Lay out the lines from the start of the records through the line containing "taskbar-browser-app[interactable]: 后台管理中心 版本...", inclusive, as a JSON list of strings with one string per line and blank lines omitted.

-------- SUPPLIED INFORMATION --------

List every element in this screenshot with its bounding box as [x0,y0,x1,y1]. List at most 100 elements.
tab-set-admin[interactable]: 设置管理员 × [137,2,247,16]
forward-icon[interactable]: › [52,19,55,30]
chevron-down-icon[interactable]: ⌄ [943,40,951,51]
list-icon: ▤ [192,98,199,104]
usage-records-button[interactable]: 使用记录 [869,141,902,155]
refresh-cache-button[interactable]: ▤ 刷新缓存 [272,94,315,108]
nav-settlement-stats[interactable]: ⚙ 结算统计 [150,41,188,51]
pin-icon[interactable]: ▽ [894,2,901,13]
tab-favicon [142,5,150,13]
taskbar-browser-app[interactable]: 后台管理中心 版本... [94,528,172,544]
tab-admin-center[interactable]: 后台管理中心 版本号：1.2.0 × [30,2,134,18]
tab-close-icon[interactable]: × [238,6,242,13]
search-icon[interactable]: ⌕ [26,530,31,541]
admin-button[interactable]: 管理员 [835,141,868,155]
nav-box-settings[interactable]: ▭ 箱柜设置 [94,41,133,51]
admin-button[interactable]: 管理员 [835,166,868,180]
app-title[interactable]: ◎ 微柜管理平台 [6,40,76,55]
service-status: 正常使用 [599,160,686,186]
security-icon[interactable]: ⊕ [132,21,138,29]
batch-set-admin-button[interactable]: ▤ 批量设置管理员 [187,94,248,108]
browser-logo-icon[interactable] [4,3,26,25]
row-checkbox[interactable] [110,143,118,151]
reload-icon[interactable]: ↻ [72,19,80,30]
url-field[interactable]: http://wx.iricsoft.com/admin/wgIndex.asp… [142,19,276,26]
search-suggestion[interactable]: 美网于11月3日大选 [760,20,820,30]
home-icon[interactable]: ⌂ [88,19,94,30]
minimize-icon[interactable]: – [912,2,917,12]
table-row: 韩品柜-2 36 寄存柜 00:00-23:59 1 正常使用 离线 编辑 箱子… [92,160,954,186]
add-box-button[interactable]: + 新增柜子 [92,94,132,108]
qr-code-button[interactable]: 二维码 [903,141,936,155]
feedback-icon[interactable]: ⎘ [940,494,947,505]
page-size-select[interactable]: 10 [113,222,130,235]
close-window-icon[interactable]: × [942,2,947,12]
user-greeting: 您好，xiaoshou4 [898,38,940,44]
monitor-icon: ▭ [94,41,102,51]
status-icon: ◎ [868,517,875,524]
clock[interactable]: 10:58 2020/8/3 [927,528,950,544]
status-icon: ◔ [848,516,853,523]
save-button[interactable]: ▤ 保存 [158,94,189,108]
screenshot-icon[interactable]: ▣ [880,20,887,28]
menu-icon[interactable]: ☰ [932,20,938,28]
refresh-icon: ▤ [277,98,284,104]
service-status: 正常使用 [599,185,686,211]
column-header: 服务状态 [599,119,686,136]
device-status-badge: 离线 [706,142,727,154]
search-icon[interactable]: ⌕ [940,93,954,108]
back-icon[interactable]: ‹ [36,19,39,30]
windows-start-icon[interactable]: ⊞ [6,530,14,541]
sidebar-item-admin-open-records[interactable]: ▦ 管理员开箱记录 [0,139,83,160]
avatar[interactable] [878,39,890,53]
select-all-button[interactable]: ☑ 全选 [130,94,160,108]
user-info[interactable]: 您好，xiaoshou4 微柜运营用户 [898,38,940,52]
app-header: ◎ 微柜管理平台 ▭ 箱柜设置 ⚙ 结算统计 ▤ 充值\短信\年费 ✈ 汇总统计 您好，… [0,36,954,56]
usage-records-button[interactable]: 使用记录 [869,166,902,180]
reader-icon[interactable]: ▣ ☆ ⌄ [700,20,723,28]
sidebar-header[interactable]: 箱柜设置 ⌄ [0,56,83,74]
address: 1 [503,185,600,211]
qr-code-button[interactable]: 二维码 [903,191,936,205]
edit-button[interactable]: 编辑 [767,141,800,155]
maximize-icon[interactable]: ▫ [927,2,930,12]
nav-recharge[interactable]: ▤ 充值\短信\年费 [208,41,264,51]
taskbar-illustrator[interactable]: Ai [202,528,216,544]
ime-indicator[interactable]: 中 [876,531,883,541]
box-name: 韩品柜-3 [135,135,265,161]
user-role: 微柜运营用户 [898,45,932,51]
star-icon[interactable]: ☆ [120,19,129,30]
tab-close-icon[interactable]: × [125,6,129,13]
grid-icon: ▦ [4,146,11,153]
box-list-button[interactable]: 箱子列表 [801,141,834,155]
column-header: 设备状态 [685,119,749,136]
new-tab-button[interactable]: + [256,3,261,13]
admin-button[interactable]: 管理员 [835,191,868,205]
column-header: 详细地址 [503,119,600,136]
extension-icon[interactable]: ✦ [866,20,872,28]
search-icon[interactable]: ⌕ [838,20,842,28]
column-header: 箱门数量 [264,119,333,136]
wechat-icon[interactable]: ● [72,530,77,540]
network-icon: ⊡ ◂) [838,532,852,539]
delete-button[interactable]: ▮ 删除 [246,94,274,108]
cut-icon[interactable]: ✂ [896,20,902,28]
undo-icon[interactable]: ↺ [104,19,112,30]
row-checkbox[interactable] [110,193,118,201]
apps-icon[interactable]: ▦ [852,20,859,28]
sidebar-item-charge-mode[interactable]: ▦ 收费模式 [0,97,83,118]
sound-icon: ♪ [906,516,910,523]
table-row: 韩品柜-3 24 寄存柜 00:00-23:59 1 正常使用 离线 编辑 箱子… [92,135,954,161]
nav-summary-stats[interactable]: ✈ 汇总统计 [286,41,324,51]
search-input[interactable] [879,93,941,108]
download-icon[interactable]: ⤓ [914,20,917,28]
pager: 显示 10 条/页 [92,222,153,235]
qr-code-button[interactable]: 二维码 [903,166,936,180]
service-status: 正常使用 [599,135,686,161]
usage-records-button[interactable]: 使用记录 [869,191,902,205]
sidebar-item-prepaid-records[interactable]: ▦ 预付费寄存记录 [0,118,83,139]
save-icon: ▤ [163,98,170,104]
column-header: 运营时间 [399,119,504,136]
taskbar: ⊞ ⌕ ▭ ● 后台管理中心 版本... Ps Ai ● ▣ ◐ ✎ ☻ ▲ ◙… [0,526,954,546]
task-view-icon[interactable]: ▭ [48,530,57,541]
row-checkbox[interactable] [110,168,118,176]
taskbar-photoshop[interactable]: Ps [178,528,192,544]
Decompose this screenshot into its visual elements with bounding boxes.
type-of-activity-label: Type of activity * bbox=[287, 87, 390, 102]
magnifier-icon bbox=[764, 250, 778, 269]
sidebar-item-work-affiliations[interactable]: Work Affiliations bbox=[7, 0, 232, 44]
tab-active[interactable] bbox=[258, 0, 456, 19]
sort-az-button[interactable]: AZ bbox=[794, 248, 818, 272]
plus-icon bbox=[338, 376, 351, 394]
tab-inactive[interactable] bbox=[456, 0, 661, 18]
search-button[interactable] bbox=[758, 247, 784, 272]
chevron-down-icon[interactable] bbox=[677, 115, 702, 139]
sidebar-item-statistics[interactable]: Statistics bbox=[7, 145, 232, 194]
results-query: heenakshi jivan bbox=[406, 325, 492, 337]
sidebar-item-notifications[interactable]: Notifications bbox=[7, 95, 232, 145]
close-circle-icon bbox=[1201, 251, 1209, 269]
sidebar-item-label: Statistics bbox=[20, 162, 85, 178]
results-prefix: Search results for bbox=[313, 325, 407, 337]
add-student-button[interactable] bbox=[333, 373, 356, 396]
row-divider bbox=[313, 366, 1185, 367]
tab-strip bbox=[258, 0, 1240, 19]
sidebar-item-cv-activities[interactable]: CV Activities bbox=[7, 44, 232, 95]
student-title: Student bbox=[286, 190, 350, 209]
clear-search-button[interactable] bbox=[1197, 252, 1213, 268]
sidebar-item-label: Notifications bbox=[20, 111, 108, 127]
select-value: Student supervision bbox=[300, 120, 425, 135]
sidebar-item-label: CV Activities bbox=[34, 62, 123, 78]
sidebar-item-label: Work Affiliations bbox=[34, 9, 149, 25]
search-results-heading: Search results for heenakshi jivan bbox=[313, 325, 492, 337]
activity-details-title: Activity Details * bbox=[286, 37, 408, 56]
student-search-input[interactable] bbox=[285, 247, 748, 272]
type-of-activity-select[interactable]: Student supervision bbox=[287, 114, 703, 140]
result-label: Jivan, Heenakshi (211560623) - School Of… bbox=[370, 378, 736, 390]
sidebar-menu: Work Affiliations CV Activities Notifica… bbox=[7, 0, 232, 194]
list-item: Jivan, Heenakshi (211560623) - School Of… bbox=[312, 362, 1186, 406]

--------

WORKED ANSWER:
[
  "List every element in this screenshot with its bounding box as [x0,y0,x1,y1]. List at most 100 elements.",
  "tab-set-admin[interactable]: 设置管理员 × [137,2,247,16]",
  "forward-icon[interactable]: › [52,19,55,30]",
  "chevron-down-icon[interactable]: ⌄ [943,40,951,51]",
  "list-icon: ▤ [192,98,199,104]",
  "usage-records-button[interactable]: 使用记录 [869,141,902,155]",
  "refresh-cache-button[interactable]: ▤ 刷新缓存 [272,94,315,108]",
  "nav-settlement-stats[interactable]: ⚙ 结算统计 [150,41,188,51]",
  "pin-icon[interactable]: ▽ [894,2,901,13]",
  "tab-favicon [142,5,150,13]",
  "taskbar-browser-app[interactable]: 后台管理中心 版本... [94,528,172,544]"
]